■ **Description of the task**: Below are some records. Say in a single number how many of their lines include the word "help".

■ **Records to process**:
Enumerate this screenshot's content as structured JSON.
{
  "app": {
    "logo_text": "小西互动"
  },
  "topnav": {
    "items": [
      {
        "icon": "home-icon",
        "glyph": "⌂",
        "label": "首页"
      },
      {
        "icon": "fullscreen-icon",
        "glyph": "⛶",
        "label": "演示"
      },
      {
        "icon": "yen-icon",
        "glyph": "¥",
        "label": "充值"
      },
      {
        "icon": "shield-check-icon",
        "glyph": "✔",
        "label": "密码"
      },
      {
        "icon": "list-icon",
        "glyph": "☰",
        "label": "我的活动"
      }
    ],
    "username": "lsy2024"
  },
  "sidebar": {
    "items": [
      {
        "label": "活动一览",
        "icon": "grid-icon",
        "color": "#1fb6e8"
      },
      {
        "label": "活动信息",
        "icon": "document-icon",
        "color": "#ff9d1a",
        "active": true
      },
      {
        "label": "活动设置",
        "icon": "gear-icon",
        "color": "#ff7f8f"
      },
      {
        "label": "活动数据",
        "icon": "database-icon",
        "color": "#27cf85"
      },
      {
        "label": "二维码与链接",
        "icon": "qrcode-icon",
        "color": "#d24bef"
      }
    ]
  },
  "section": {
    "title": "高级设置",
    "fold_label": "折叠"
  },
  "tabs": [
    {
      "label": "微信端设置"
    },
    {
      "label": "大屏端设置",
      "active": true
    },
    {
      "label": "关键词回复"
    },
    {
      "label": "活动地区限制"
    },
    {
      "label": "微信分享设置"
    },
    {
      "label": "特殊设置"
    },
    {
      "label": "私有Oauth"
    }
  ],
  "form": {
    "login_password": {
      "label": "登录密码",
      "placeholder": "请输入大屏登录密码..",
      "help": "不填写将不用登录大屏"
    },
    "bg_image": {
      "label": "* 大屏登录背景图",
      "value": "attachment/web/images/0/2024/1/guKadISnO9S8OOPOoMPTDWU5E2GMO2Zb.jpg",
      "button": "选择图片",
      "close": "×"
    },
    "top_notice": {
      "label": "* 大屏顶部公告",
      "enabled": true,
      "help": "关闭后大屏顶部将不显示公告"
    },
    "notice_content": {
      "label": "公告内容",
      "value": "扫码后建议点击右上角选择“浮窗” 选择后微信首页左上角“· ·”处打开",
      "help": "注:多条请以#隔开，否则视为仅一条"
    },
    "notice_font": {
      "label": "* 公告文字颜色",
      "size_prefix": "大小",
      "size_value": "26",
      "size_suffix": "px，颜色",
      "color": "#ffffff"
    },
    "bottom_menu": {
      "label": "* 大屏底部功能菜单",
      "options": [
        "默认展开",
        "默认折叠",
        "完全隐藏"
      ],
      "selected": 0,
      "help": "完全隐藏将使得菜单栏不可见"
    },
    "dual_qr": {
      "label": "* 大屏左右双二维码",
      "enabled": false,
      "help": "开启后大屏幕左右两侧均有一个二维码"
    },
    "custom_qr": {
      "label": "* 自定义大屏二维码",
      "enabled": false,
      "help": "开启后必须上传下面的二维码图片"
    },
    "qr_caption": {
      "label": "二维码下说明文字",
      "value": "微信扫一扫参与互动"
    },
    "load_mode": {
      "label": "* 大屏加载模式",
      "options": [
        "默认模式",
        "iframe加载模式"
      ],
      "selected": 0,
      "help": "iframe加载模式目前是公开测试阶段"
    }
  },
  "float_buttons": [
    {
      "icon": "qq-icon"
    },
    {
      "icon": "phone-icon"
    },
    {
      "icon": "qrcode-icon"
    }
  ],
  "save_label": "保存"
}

■ **Exercise output**: 7